>> start

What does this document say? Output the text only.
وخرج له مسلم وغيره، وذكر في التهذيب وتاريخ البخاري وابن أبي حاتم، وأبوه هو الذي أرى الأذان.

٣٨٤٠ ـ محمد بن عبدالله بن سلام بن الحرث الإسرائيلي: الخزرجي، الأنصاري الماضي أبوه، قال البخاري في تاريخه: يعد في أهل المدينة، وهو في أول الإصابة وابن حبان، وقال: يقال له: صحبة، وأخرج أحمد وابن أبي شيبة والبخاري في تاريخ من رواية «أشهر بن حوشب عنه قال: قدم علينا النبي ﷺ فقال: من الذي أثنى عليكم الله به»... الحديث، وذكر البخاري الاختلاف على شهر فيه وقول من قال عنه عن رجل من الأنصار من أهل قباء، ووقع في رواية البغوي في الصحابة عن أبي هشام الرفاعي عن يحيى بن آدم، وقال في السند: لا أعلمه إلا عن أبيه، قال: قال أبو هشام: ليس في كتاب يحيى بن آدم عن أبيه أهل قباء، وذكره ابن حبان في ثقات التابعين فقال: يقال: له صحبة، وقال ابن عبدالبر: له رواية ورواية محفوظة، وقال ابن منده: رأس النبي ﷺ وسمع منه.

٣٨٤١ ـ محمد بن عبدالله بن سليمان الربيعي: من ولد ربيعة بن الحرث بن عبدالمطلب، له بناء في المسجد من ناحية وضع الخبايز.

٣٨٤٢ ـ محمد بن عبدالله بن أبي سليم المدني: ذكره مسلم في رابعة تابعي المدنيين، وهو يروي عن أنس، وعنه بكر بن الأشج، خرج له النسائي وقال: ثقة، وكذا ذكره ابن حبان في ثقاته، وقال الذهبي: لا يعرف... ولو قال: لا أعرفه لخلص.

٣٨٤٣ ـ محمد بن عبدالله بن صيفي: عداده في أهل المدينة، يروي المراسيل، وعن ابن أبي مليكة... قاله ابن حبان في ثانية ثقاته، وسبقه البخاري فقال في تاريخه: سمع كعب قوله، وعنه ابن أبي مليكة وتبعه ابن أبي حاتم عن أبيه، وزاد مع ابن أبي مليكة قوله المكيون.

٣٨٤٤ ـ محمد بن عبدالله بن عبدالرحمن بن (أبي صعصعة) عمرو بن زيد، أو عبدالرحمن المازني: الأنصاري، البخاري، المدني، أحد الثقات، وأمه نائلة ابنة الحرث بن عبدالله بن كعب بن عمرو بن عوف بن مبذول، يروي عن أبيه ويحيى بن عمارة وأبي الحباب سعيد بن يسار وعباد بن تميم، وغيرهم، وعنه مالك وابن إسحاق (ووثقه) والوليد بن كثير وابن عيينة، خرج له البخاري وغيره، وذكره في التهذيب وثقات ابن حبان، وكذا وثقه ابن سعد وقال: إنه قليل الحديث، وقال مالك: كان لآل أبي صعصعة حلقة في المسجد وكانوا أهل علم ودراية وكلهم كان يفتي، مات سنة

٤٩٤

>> end

- **Set task**
All of the entries must be quoted exactly; please include each one.

- **Exercise answer**
What does this document say? Output the text only.
وخرج له مسلم وغيره، وذكر في التهذيب وتاريخ البخاري وابن أبي حاتم، وأبوه هو الذي أرى الأذان.

٣٨٤٠ ـ محمد بن عبدالله بن سلام بن الحرث الإسرائيلي: الخزرجي، الأنصاري الماضي أبوه، قال البخاري في تاريخه: يعد في أهل المدينة، وهو في أول الإصابة وابن حبان، وقال: يقال له: صحبة، وأخرج أحمد وابن أبي شيبة والبخاري في تاريخ من رواية «أشهر بن حوشب عنه قال: قدم علينا النبي ﷺ فقال: من الذي أثنى عليكم الله به»... الحديث، وذكر البخاري الاختلاف على شهر فيه وقول من قال عنه عن رجل من الأنصار من أهل قباء، ووقع في رواية البغوي في الصحابة عن أبي هشام الرفاعي عن يحيى بن آدم، وقال في السند: لا أعلمه إلا عن أبيه، قال: قال أبو هشام: ليس في كتاب يحيى بن آدم عن أبيه أهل قباء، وذكره ابن حبان في ثقات التابعين فقال: يقال: له صحبة، وقال ابن عبدالبر: له رواية ورواية محفوظة، وقال ابن منده: رأس النبي ﷺ وسمع منه.

٣٨٤١ ـ محمد بن عبدالله بن سليمان الربيعي: من ولد ربيعة بن الحرث بن عبدالمطلب، له بناء في المسجد من ناحية وضع الخبايز.

٣٨٤٢ ـ محمد بن عبدالله بن أبي سليم المدني: ذكره مسلم في رابعة تابعي المدنيين، وهو يروي عن أنس، وعنه بكر بن الأشج، خرج له النسائي وقال: ثقة، وكذا ذكره ابن حبان في ثقاته، وقال الذهبي: لا يعرف... ولو قال: لا أعرفه لخلص.

٣٨٤٣ ـ محمد بن عبدالله بن صيفي: عداده في أهل المدينة، يروي المراسيل، وعن ابن أبي مليكة... قاله ابن حبان في ثانية ثقاته، وسبقه البخاري فقال في تاريخه: سمع كعب قوله، وعنه ابن أبي مليكة وتبعه ابن أبي حاتم عن أبيه، وزاد مع ابن أبي مليكة قوله المكيون.

٣٨٤٤ ـ محمد بن عبدالله بن عبدالرحمن بن (أبي صعصعة) عمرو بن زيد، أو عبدالرحمن المازني: الأنصاري، البخاري، المدني، أحد الثقات، وأمه نائلة ابنة الحرث بن عبدالله بن كعب بن عمرو بن عوف بن مبذول، يروي عن أبيه ويحيى بن عمارة وأبي الحباب سعيد بن يسار وعباد بن تميم، وغيرهم، وعنه مالك وابن إسحاق (ووثقه) والوليد بن كثير وابن عيينة، خرج له البخاري وغيره، وذكره في التهذيب وثقات ابن حبان، وكذا وثقه ابن سعد وقال: إنه قليل الحديث، وقال مالك: كان لآل أبي صعصعة حلقة في المسجد وكانوا أهل علم ودراية وكلهم كان يفتي، مات سنة

٤٩٤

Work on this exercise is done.